(DIRECTIONS): Make an exact copy of the entries below.

(GIVEN RECORDS):
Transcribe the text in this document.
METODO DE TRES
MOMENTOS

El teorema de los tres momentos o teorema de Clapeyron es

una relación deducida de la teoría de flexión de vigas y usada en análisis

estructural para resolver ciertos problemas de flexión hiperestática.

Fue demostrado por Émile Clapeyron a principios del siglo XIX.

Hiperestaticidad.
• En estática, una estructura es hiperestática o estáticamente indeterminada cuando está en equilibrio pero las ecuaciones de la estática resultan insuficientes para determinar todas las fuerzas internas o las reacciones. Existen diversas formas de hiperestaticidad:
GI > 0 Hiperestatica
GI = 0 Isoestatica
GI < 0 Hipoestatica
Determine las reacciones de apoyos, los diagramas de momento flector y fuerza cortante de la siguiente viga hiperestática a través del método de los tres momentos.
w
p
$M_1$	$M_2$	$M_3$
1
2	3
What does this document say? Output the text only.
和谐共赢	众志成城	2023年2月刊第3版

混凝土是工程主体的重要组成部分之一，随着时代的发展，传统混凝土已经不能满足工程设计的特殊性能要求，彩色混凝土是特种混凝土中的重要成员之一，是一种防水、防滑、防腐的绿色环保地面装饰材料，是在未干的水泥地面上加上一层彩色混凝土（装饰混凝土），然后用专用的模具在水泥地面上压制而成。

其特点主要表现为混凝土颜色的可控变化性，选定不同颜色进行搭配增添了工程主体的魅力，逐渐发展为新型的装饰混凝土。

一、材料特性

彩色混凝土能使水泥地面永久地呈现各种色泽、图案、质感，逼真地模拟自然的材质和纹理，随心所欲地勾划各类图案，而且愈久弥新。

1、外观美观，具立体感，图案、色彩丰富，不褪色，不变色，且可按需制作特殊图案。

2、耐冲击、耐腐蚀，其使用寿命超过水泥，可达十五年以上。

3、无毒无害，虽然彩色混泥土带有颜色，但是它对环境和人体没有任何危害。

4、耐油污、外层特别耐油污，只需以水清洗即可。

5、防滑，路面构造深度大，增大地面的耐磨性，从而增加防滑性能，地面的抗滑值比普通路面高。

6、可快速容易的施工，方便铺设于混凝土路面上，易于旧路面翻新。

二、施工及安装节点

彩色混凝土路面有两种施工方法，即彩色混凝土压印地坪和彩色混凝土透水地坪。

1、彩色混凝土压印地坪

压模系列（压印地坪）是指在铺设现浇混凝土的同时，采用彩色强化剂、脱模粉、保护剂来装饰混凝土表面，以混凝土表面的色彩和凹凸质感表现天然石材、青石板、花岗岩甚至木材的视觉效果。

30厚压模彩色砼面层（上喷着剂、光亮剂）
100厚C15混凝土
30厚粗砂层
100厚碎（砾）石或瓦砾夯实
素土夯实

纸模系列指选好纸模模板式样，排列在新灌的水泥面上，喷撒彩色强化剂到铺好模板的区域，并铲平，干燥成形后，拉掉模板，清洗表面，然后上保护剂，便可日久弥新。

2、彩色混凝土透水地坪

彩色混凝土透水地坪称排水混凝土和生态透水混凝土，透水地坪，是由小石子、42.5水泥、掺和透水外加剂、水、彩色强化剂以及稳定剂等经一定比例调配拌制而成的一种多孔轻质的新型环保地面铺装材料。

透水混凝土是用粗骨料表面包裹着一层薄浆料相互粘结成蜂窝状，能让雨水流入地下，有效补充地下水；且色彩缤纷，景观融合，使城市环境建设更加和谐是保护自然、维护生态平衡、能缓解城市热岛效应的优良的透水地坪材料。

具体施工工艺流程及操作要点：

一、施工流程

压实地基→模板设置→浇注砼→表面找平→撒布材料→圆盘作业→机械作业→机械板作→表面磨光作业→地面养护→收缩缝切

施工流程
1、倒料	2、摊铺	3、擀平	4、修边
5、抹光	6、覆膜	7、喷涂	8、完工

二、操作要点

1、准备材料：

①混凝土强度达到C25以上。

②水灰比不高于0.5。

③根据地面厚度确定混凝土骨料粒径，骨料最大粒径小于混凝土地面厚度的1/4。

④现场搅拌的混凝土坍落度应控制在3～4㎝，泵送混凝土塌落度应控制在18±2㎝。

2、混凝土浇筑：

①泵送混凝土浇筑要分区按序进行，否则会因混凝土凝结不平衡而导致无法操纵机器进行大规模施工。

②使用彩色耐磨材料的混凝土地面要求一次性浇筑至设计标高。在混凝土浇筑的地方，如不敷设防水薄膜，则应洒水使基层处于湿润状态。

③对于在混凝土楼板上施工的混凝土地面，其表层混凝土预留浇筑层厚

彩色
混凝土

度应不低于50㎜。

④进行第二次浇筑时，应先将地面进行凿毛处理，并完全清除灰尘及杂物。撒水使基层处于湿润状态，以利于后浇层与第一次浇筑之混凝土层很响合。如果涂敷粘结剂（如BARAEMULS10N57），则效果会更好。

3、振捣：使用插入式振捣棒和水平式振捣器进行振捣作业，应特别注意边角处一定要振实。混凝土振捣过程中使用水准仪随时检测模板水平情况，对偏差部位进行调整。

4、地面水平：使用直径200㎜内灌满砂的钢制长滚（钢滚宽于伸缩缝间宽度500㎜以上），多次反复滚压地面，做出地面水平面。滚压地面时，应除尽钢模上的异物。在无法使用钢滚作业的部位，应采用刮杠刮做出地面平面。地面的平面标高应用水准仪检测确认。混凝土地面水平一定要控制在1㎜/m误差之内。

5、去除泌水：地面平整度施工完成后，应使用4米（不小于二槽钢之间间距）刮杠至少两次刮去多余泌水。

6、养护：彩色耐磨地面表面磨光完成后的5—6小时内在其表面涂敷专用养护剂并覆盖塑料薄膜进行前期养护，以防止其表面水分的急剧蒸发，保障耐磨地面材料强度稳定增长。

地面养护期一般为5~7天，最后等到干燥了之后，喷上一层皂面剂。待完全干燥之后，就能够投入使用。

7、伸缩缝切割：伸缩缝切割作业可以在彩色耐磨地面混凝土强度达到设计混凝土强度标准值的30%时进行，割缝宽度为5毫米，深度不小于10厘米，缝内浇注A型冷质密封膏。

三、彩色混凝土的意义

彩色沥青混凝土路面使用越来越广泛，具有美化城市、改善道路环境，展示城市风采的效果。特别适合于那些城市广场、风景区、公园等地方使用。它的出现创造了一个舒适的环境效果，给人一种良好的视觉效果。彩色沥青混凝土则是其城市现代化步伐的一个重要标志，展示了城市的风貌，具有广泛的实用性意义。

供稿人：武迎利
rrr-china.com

(SOLUTION FOR THIS EXERCISE):
Transcribe the text in this document.
METODO DE TRES
MOMENTOS

El teorema de los tres momentos o teorema de Clapeyron es

una relación deducida de la teoría de flexión de vigas y usada en análisis

estructural para resolver ciertos problemas de flexión hiperestática.

Fue demostrado por Émile Clapeyron a principios del siglo XIX.

Hiperestaticidad.
• En estática, una estructura es hiperestática o estáticamente indeterminada cuando está en equilibrio pero las ecuaciones de la estática resultan insuficientes para determinar todas las fuerzas internas o las reacciones. Existen diversas formas de hiperestaticidad:
GI > 0 Hiperestatica
GI = 0 Isoestatica
GI < 0 Hipoestatica
Determine las reacciones de apoyos, los diagramas de momento flector y fuerza cortante de la siguiente viga hiperestática a través del método de los tres momentos.
w
p
$M_1$	$M_2$	$M_3$
1
2	3
What does this document say? Output the text only.
和谐共赢	众志成城	2023年2月刊第3版

混凝土是工程主体的重要组成部分之一，随着时代的发展，传统混凝土已经不能满足工程设计的特殊性能要求，彩色混凝土是特种混凝土中的重要成员之一，是一种防水、防滑、防腐的绿色环保地面装饰材料，是在未干的水泥地面上加上一层彩色混凝土（装饰混凝土），然后用专用的模具在水泥地面上压制而成。

其特点主要表现为混凝土颜色的可控变化性，选定不同颜色进行搭配增添了工程主体的魅力，逐渐发展为新型的装饰混凝土。

一、材料特性

彩色混凝土能使水泥地面永久地呈现各种色泽、图案、质感，逼真地模拟自然的材质和纹理，随心所欲地勾划各类图案，而且愈久弥新。

1、外观美观，具立体感，图案、色彩丰富，不褪色，不变色，且可按需制作特殊图案。

2、耐冲击、耐腐蚀，其使用寿命超过水泥，可达十五年以上。

3、无毒无害，虽然彩色混泥土带有颜色，但是它对环境和人体没有任何危害。

4、耐油污、外层特别耐油污，只需以水清洗即可。

5、防滑，路面构造深度大，增大地面的耐磨性，从而增加防滑性能，地面的抗滑值比普通路面高。

6、可快速容易的施工，方便铺设于混凝土路面上，易于旧路面翻新。

二、施工及安装节点

彩色混凝土路面有两种施工方法，即彩色混凝土压印地坪和彩色混凝土透水地坪。

1、彩色混凝土压印地坪

压模系列（压印地坪）是指在铺设现浇混凝土的同时，采用彩色强化剂、脱模粉、保护剂来装饰混凝土表面，以混凝土表面的色彩和凹凸质感表现天然石材、青石板、花岗岩甚至木材的视觉效果。

30厚压模彩色砼面层（上喷着剂、光亮剂）
100厚C15混凝土
30厚粗砂层
100厚碎（砾）石或瓦砾夯实
素土夯实

纸模系列指选好纸模模板式样，排列在新灌的水泥面上，喷撒彩色强化剂到铺好模板的区域，并铲平，干燥成形后，拉掉模板，清洗表面，然后上保护剂，便可日久弥新。

2、彩色混凝土透水地坪

彩色混凝土透水地坪称排水混凝土和生态透水混凝土，透水地坪，是由小石子、42.5水泥、掺和透水外加剂、水、彩色强化剂以及稳定剂等经一定比例调配拌制而成的一种多孔轻质的新型环保地面铺装材料。

透水混凝土是用粗骨料表面包裹着一层薄浆料相互粘结成蜂窝状，能让雨水流入地下，有效补充地下水；且色彩缤纷，景观融合，使城市环境建设更加和谐是保护自然、维护生态平衡、能缓解城市热岛效应的优良的透水地坪材料。

具体施工工艺流程及操作要点：

一、施工流程

压实地基→模板设置→浇注砼→表面找平→撒布材料→圆盘作业→机械作业→机械板作→表面磨光作业→地面养护→收缩缝切

施工流程
1、倒料	2、摊铺	3、擀平	4、修边
5、抹光	6、覆膜	7、喷涂	8、完工

二、操作要点

1、准备材料：

①混凝土强度达到C25以上。

②水灰比不高于0.5。

③根据地面厚度确定混凝土骨料粒径，骨料最大粒径小于混凝土地面厚度的1/4。

④现场搅拌的混凝土坍落度应控制在3～4㎝，泵送混凝土塌落度应控制在18±2㎝。

2、混凝土浇筑：

①泵送混凝土浇筑要分区按序进行，否则会因混凝土凝结不平衡而导致无法操纵机器进行大规模施工。

②使用彩色耐磨材料的混凝土地面要求一次性浇筑至设计标高。在混凝土浇筑的地方，如不敷设防水薄膜，则应洒水使基层处于湿润状态。

③对于在混凝土楼板上施工的混凝土地面，其表层混凝土预留浇筑层厚

彩色
混凝土

度应不低于50㎜。

④进行第二次浇筑时，应先将地面进行凿毛处理，并完全清除灰尘及杂物。撒水使基层处于湿润状态，以利于后浇层与第一次浇筑之混凝土层很响合。如果涂敷粘结剂（如BARAEMULS10N57），则效果会更好。

3、振捣：使用插入式振捣棒和水平式振捣器进行振捣作业，应特别注意边角处一定要振实。混凝土振捣过程中使用水准仪随时检测模板水平情况，对偏差部位进行调整。

4、地面水平：使用直径200㎜内灌满砂的钢制长滚（钢滚宽于伸缩缝间宽度500㎜以上），多次反复滚压地面，做出地面水平面。滚压地面时，应除尽钢模上的异物。在无法使用钢滚作业的部位，应采用刮杠刮做出地面平面。地面的平面标高应用水准仪检测确认。混凝土地面水平一定要控制在1㎜/m误差之内。

5、去除泌水：地面平整度施工完成后，应使用4米（不小于二槽钢之间间距）刮杠至少两次刮去多余泌水。

6、养护：彩色耐磨地面表面磨光完成后的5—6小时内在其表面涂敷专用养护剂并覆盖塑料薄膜进行前期养护，以防止其表面水分的急剧蒸发，保障耐磨地面材料强度稳定增长。

地面养护期一般为5~7天，最后等到干燥了之后，喷上一层皂面剂。待完全干燥之后，就能够投入使用。

7、伸缩缝切割：伸缩缝切割作业可以在彩色耐磨地面混凝土强度达到设计混凝土强度标准值的30%时进行，割缝宽度为5毫米，深度不小于10厘米，缝内浇注A型冷质密封膏。

三、彩色混凝土的意义

彩色沥青混凝土路面使用越来越广泛，具有美化城市、改善道路环境，展示城市风采的效果。特别适合于那些城市广场、风景区、公园等地方使用。它的出现创造了一个舒适的环境效果，给人一种良好的视觉效果。彩色沥青混凝土则是其城市现代化步伐的一个重要标志，展示了城市的风貌，具有广泛的实用性意义。

供稿人：武迎利
rrr-china.com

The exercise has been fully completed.